INSTRUCTIONS FOR THE TASK
Every line below that contains "escena" is to be copied.

DATASET RECORDS
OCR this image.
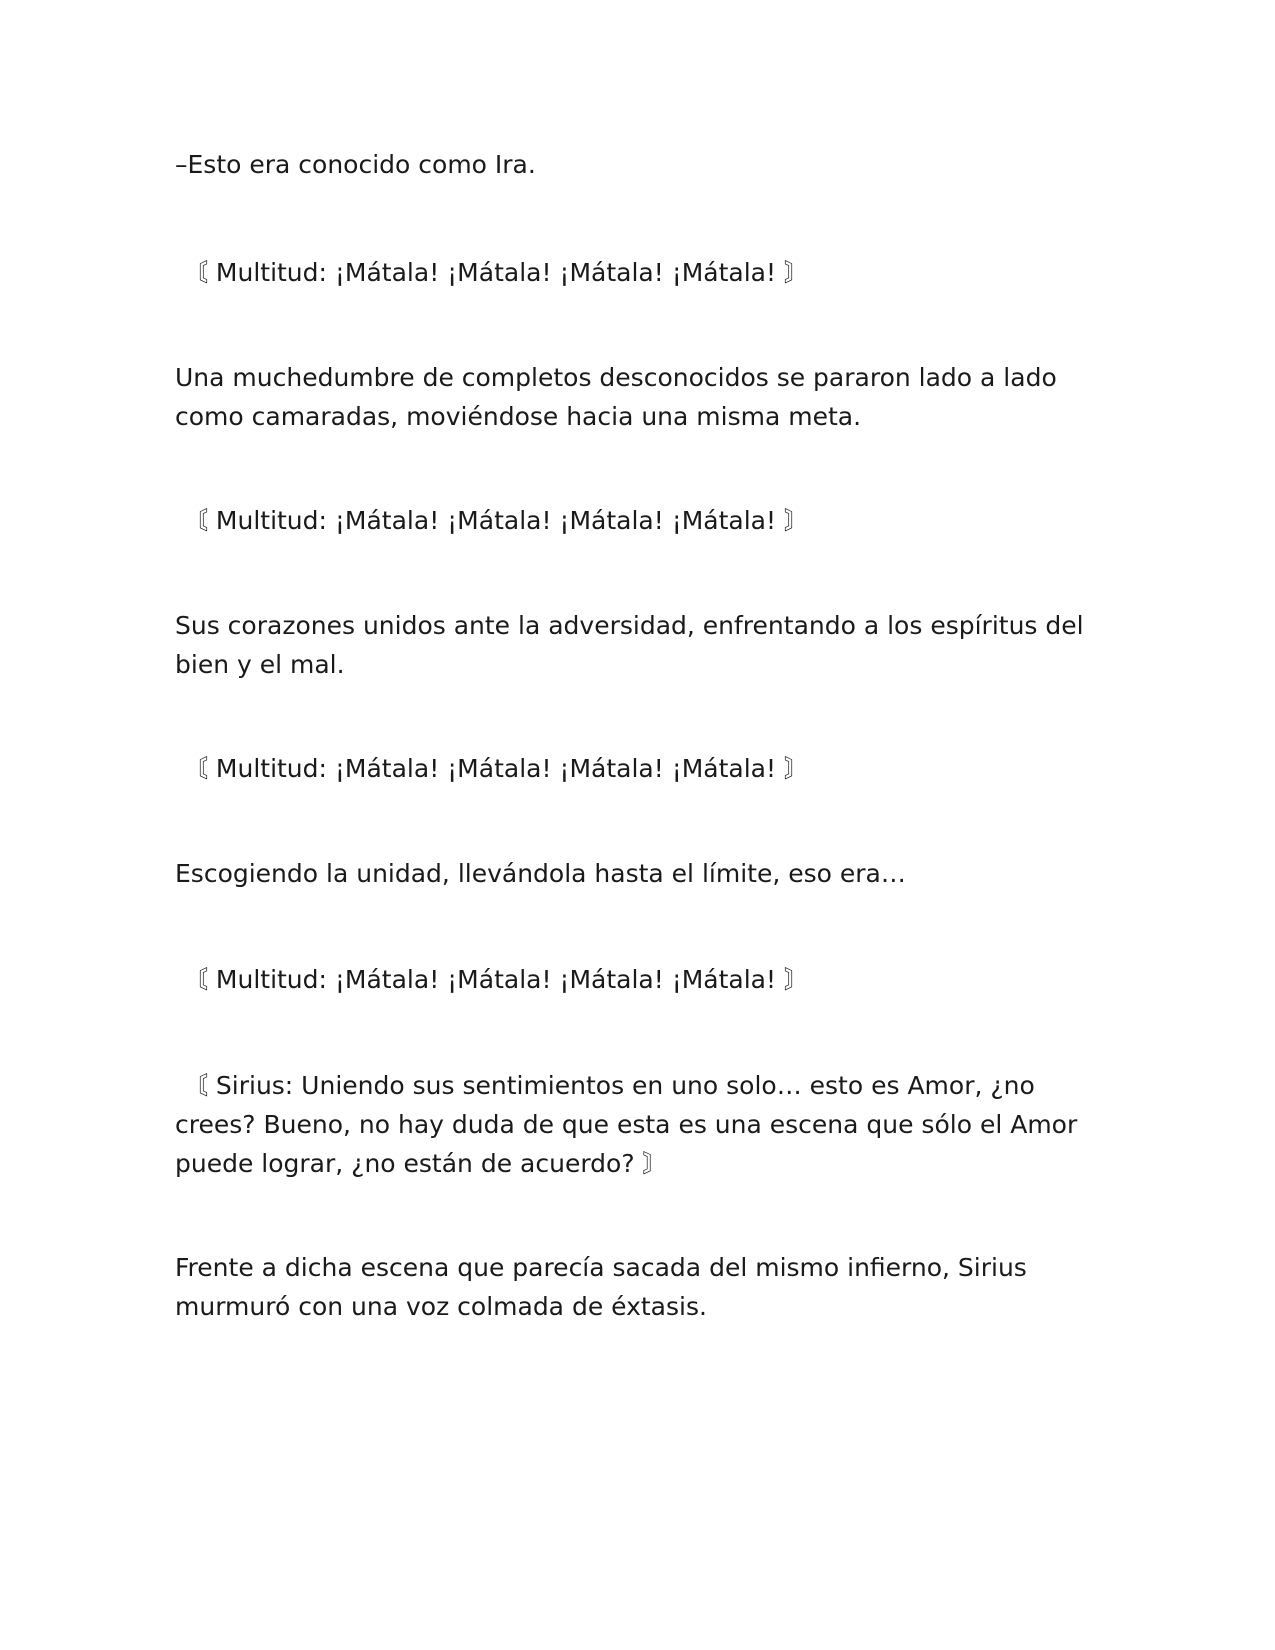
–Esto era conocido como Ira.

〘 Multitud: ¡Mátala! ¡Mátala! ¡Mátala! ¡Mátala! 〙

Una muchedumbre de completos desconocidos se pararon lado a lado como camaradas, moviéndose hacia una misma meta.

〘 Multitud: ¡Mátala! ¡Mátala! ¡Mátala! ¡Mátala! 〙

Sus corazones unidos ante la adversidad, enfrentando a los espíritus del bien y el mal.

〘 Multitud: ¡Mátala! ¡Mátala! ¡Mátala! ¡Mátala! 〙

Escogiendo la unidad, llevándola hasta el límite, eso era…

〘 Multitud: ¡Mátala! ¡Mátala! ¡Mátala! ¡Mátala! 〙

〘 Sirius: Uniendo sus sentimientos en uno solo… esto es Amor, ¿no crees? Bueno, no hay duda de que esta es una escena que sólo el Amor puede lograr, ¿no están de acuerdo? 〙

Frente a dicha escena que parecía sacada del mismo infierno, Sirius murmuró con una voz colmada de éxtasis.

ANSWER TO THE TASK
〘 Sirius: Uniendo sus sentimientos en uno solo… esto es Amor, ¿no crees? Bueno, no hay duda de que esta es una escena que sólo el Amor puede lograr, ¿no están de acuerdo? 〙
Frente a dicha escena que parecía sacada del mismo infierno, Sirius murmuró con una voz colmada de éxtasis.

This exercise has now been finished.